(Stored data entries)
-- START --

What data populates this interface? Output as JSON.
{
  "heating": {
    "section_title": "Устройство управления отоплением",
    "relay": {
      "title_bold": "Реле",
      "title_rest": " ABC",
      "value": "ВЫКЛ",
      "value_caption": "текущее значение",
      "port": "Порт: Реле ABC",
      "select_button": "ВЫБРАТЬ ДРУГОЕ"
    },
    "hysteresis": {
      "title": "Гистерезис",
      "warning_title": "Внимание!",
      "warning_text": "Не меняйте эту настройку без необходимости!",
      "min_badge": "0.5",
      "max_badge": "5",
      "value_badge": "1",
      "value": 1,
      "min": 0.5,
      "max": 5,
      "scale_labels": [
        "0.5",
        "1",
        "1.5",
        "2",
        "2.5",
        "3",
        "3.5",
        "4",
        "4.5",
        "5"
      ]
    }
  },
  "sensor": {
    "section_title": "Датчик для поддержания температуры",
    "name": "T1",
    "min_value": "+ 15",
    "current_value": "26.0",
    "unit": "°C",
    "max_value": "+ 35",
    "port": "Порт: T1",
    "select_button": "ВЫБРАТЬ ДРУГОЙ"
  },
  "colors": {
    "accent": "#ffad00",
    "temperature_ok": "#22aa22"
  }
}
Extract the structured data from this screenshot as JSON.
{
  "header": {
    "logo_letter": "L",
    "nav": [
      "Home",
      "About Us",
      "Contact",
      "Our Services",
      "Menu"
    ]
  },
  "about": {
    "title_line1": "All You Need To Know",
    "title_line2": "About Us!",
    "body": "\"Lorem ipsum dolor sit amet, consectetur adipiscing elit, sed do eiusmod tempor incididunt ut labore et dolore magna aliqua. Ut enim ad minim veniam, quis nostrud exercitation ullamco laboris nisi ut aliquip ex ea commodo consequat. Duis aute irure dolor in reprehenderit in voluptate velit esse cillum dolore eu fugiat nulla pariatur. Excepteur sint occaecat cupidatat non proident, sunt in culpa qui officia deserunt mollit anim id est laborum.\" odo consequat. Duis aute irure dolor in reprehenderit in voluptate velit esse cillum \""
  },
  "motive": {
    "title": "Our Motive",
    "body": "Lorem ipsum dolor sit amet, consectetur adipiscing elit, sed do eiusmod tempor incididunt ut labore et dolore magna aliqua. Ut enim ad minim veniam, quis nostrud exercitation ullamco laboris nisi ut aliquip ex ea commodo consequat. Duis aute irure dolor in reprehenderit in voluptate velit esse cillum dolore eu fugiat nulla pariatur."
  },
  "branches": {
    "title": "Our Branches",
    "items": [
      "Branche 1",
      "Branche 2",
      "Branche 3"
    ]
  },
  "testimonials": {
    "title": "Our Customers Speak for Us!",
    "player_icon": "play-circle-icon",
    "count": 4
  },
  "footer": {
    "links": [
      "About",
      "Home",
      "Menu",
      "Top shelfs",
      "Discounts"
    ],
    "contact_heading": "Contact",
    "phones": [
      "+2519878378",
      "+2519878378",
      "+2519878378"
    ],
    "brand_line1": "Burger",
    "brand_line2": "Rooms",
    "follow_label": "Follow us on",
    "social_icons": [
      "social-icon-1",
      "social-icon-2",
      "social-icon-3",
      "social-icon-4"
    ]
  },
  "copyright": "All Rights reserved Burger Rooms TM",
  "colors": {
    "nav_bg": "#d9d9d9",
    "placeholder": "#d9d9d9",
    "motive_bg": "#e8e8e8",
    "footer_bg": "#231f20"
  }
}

-- END --

Return all of the data word for word.

What data populates this interface? Output as JSON.
{
  "heating": {
    "section_title": "Устройство управления отоплением",
    "relay": {
      "title_bold": "Реле",
      "title_rest": " ABC",
      "value": "ВЫКЛ",
      "value_caption": "текущее значение",
      "port": "Порт: Реле ABC",
      "select_button": "ВЫБРАТЬ ДРУГОЕ"
    },
    "hysteresis": {
      "title": "Гистерезис",
      "warning_title": "Внимание!",
      "warning_text": "Не меняйте эту настройку без необходимости!",
      "min_badge": "0.5",
      "max_badge": "5",
      "value_badge": "1",
      "value": 1,
      "min": 0.5,
      "max": 5,
      "scale_labels": [
        "0.5",
        "1",
        "1.5",
        "2",
        "2.5",
        "3",
        "3.5",
        "4",
        "4.5",
        "5"
      ]
    }
  },
  "sensor": {
    "section_title": "Датчик для поддержания температуры",
    "name": "T1",
    "min_value": "+ 15",
    "current_value": "26.0",
    "unit": "°C",
    "max_value": "+ 35",
    "port": "Порт: T1",
    "select_button": "ВЫБРАТЬ ДРУГОЙ"
  },
  "colors": {
    "accent": "#ffad00",
    "temperature_ok": "#22aa22"
  }
}
Extract the structured data from this screenshot as JSON.
{
  "header": {
    "logo_letter": "L",
    "nav": [
      "Home",
      "About Us",
      "Contact",
      "Our Services",
      "Menu"
    ]
  },
  "about": {
    "title_line1": "All You Need To Know",
    "title_line2": "About Us!",
    "body": "\"Lorem ipsum dolor sit amet, consectetur adipiscing elit, sed do eiusmod tempor incididunt ut labore et dolore magna aliqua. Ut enim ad minim veniam, quis nostrud exercitation ullamco laboris nisi ut aliquip ex ea commodo consequat. Duis aute irure dolor in reprehenderit in voluptate velit esse cillum dolore eu fugiat nulla pariatur. Excepteur sint occaecat cupidatat non proident, sunt in culpa qui officia deserunt mollit anim id est laborum.\" odo consequat. Duis aute irure dolor in reprehenderit in voluptate velit esse cillum \""
  },
  "motive": {
    "title": "Our Motive",
    "body": "Lorem ipsum dolor sit amet, consectetur adipiscing elit, sed do eiusmod tempor incididunt ut labore et dolore magna aliqua. Ut enim ad minim veniam, quis nostrud exercitation ullamco laboris nisi ut aliquip ex ea commodo consequat. Duis aute irure dolor in reprehenderit in voluptate velit esse cillum dolore eu fugiat nulla pariatur."
  },
  "branches": {
    "title": "Our Branches",
    "items": [
      "Branche 1",
      "Branche 2",
      "Branche 3"
    ]
  },
  "testimonials": {
    "title": "Our Customers Speak for Us!",
    "player_icon": "play-circle-icon",
    "count": 4
  },
  "footer": {
    "links": [
      "About",
      "Home",
      "Menu",
      "Top shelfs",
      "Discounts"
    ],
    "contact_heading": "Contact",
    "phones": [
      "+2519878378",
      "+2519878378",
      "+2519878378"
    ],
    "brand_line1": "Burger",
    "brand_line2": "Rooms",
    "follow_label": "Follow us on",
    "social_icons": [
      "social-icon-1",
      "social-icon-2",
      "social-icon-3",
      "social-icon-4"
    ]
  },
  "copyright": "All Rights reserved Burger Rooms TM",
  "colors": {
    "nav_bg": "#d9d9d9",
    "placeholder": "#d9d9d9",
    "motive_bg": "#e8e8e8",
    "footer_bg": "#231f20"
  }
}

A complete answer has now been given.